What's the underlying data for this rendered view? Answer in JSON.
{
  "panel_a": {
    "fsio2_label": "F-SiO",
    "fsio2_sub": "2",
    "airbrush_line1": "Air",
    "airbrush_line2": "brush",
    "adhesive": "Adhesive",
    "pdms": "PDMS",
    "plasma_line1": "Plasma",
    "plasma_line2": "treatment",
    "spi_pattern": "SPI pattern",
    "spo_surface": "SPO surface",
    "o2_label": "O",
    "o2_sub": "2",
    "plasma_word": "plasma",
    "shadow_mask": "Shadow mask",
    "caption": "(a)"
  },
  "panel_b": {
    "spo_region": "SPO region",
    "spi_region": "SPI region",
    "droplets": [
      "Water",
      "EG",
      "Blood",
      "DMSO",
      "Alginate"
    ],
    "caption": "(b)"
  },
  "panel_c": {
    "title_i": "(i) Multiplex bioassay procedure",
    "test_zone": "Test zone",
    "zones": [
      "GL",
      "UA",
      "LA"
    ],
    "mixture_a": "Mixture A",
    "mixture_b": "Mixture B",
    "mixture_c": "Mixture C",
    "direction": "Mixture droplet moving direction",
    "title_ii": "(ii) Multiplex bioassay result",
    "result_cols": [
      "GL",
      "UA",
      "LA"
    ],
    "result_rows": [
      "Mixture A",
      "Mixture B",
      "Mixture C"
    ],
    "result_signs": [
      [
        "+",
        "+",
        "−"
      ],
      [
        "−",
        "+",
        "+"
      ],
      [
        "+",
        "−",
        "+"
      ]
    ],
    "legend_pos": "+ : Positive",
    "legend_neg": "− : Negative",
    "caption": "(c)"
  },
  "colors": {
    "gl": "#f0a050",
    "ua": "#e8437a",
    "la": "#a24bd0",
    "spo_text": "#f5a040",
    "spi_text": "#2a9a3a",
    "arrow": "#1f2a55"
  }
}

================================

In the entries above, tally the lines that hold the string "region" and give only the count.

2